Task:
Filter the listing and keep only the lines with the word "xlabel".

Recorded data:
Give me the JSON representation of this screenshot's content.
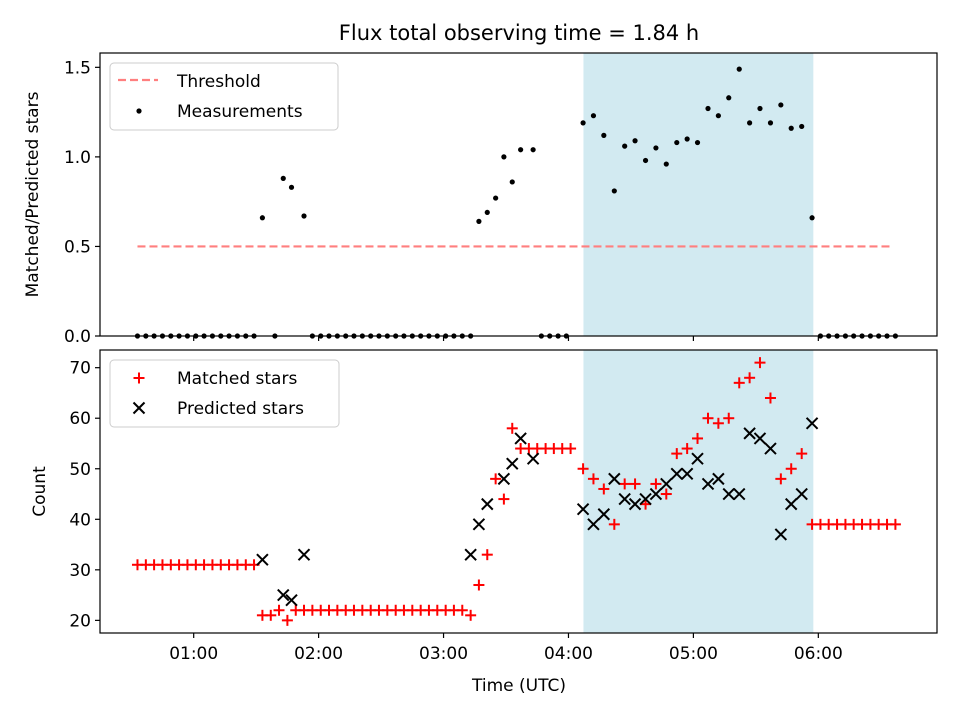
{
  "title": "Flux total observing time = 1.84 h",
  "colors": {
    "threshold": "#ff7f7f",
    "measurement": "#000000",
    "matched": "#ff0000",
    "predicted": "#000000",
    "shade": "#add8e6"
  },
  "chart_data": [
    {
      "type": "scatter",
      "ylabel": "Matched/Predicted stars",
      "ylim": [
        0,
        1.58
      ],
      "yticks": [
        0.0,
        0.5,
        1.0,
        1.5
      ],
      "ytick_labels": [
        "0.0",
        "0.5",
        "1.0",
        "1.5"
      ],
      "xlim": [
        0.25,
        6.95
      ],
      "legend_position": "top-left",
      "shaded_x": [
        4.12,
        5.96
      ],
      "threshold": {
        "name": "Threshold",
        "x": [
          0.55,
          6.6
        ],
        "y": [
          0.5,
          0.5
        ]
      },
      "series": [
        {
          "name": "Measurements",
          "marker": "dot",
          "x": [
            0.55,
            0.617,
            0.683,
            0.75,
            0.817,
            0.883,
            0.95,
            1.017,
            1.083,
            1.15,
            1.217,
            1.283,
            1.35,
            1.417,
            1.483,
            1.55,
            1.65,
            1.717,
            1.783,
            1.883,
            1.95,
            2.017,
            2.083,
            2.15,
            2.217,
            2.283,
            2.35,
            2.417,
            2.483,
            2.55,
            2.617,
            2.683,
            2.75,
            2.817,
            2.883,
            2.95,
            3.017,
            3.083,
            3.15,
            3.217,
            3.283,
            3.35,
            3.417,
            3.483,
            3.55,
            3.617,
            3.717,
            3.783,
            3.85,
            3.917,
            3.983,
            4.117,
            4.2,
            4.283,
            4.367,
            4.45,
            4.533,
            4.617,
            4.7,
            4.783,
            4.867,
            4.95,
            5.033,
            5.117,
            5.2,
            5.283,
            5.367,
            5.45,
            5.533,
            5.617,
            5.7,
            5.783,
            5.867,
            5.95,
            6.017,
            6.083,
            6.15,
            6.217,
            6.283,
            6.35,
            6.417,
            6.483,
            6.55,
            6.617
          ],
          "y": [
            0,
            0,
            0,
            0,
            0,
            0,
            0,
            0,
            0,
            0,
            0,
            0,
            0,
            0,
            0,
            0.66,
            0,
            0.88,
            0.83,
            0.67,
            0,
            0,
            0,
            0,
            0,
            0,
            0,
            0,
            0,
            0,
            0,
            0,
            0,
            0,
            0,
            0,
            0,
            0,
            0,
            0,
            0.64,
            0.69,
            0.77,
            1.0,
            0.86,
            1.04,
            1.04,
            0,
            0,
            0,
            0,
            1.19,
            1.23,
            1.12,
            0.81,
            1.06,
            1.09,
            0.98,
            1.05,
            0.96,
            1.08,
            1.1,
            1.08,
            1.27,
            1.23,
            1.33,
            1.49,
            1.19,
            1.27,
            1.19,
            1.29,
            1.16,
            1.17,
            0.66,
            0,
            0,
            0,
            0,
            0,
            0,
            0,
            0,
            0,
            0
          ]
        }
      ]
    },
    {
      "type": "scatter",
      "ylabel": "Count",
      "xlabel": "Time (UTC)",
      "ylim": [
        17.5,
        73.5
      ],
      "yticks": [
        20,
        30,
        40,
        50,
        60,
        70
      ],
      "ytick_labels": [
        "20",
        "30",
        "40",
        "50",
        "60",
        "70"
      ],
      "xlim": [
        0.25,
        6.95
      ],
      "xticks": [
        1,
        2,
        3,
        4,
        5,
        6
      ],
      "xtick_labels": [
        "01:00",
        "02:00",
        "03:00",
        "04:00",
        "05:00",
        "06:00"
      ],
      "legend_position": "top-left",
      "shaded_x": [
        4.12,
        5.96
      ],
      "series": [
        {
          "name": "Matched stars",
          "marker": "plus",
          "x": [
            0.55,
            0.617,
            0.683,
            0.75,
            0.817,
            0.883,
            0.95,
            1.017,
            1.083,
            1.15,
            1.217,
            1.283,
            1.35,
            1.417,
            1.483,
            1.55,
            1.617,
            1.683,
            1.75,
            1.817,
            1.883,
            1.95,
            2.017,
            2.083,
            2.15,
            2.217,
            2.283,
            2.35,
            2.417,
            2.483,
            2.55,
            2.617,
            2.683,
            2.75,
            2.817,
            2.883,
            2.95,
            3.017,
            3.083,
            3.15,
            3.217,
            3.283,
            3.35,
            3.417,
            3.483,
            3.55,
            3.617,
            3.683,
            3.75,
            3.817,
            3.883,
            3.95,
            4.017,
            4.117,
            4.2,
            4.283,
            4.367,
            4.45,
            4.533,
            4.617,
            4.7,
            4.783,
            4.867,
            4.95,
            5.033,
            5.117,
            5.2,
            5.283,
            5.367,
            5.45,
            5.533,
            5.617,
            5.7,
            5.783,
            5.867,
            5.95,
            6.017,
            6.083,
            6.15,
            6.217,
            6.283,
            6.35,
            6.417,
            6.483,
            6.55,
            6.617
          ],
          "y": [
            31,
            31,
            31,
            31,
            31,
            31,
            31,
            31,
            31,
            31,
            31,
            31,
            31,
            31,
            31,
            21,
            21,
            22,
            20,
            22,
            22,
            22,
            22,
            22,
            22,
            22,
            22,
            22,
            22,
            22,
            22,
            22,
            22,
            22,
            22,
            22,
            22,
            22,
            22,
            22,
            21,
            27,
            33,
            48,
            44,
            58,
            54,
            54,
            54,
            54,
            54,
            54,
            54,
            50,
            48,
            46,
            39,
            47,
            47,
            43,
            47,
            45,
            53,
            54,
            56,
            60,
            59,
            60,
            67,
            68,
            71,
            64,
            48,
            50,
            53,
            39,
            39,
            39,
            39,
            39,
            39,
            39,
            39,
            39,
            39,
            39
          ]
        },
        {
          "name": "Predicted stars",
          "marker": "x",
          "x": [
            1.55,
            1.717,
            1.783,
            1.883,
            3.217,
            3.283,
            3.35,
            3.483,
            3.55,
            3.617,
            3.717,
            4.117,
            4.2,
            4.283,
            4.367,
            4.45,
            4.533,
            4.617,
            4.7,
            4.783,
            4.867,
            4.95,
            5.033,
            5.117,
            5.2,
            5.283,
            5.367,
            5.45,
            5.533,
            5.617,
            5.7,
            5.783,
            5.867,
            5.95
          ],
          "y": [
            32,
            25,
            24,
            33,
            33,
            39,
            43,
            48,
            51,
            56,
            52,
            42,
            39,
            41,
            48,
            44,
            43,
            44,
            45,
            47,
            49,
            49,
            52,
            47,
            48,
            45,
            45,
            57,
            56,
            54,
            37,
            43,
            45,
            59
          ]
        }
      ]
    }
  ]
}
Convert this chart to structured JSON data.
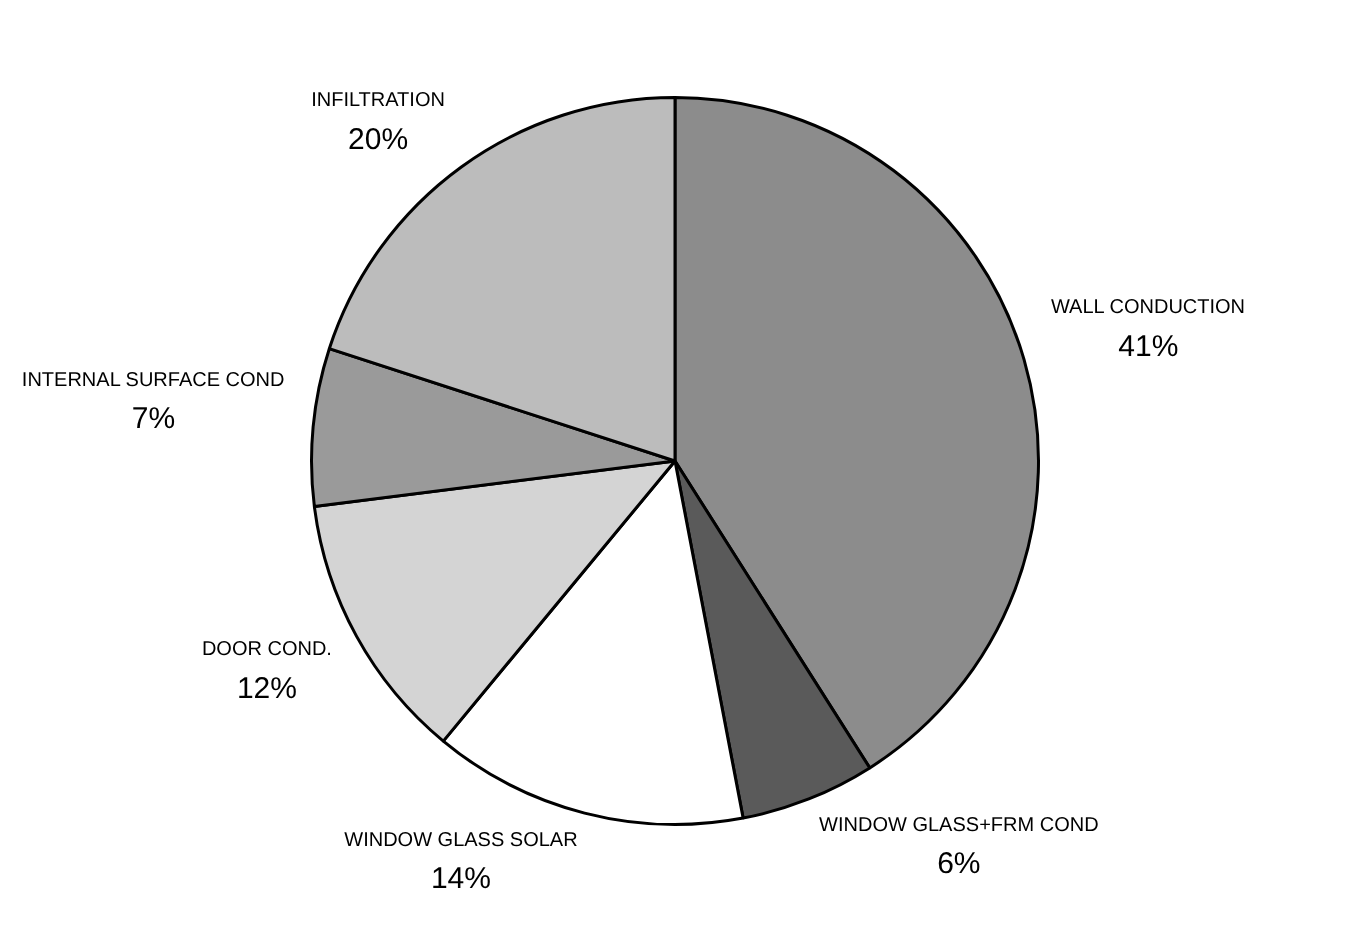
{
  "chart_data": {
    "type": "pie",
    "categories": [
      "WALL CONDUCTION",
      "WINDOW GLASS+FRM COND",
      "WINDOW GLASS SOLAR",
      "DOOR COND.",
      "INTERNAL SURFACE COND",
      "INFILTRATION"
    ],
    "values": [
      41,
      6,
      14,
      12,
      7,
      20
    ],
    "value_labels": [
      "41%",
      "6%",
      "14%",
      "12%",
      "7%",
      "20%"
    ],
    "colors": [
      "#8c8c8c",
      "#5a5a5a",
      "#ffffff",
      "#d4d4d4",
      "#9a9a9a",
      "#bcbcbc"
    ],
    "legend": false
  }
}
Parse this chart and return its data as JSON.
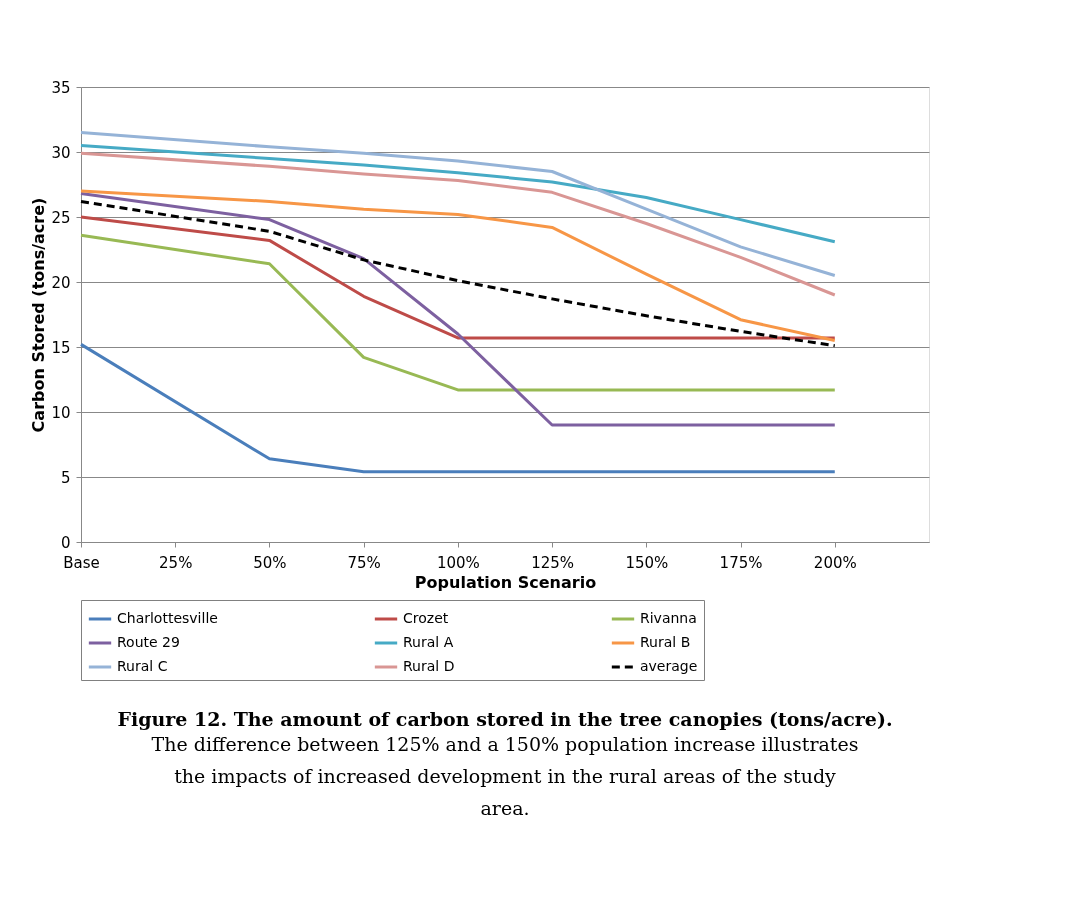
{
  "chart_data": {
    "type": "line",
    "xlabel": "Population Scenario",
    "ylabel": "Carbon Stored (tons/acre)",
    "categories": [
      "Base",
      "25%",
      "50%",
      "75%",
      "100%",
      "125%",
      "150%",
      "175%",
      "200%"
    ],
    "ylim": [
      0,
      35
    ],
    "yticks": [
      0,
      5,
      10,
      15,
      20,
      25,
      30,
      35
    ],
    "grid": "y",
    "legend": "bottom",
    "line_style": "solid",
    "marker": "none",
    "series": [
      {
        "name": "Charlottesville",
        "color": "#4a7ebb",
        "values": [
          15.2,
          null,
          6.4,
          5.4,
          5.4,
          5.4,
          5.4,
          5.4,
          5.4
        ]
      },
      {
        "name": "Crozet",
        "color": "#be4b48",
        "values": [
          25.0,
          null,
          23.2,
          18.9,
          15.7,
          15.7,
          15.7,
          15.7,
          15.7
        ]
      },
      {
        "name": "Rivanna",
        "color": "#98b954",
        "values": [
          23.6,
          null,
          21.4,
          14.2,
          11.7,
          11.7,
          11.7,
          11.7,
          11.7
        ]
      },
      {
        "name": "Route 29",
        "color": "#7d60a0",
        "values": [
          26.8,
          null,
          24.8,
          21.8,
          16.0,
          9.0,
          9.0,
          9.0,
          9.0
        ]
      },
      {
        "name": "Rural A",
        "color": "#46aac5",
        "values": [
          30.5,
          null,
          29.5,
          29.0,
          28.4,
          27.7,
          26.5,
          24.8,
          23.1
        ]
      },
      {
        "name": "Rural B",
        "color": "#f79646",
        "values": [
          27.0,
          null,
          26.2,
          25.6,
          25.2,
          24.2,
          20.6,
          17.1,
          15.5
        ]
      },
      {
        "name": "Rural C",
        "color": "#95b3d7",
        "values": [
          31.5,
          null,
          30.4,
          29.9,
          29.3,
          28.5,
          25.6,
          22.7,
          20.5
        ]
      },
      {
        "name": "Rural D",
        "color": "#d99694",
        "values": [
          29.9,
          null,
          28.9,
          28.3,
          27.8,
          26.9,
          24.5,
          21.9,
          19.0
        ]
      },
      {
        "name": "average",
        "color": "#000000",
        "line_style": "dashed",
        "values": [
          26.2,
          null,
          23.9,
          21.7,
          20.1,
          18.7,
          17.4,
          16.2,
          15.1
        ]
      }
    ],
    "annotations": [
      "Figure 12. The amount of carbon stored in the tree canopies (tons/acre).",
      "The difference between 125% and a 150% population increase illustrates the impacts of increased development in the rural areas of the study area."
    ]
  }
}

Answer for the task:
      "xlabel": "Time (UTC)",
    "xlabel": "Population Scenario",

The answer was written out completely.